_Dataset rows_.
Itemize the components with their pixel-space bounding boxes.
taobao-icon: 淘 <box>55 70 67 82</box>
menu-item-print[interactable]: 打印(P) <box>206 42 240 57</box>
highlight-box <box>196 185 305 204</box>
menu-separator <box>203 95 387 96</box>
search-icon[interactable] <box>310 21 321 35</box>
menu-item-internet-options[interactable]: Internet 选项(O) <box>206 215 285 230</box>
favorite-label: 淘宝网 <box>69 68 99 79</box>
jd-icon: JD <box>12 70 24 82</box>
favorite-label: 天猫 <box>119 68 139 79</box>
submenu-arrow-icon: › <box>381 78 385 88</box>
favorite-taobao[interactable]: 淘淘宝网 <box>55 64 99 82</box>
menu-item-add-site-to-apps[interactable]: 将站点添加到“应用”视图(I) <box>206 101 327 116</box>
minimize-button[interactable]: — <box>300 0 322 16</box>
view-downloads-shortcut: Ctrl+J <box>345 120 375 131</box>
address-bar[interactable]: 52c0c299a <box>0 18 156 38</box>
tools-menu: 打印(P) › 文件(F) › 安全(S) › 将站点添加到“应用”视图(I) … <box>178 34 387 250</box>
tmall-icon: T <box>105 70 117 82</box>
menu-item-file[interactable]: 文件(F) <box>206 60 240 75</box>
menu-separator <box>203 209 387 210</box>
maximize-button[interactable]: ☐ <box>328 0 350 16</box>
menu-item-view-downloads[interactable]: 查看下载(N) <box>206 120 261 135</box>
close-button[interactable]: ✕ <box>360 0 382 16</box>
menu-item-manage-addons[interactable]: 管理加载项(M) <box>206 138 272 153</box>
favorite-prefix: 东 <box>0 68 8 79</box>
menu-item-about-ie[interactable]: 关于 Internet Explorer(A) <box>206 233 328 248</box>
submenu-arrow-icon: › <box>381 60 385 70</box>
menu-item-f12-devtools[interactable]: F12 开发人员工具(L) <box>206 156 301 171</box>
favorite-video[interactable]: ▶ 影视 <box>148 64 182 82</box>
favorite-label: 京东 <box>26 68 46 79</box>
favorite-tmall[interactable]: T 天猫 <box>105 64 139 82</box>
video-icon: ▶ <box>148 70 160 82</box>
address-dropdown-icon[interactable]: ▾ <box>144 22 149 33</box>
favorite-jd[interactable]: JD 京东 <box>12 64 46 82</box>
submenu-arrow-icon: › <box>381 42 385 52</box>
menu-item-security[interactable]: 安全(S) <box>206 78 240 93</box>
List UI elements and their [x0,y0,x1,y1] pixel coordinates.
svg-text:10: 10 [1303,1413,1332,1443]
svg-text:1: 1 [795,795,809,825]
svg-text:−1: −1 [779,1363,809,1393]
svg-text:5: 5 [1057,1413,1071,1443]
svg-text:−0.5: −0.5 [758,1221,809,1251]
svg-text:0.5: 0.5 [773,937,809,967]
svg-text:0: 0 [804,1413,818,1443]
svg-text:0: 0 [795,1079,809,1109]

_WHAT YOU ARE ASKED TO DO_. Show every line from the items above that contains the string "separator", copying each one in full.

_TASK RESULT_.
menu-separator <box>203 95 387 96</box>
menu-separator <box>203 209 387 210</box>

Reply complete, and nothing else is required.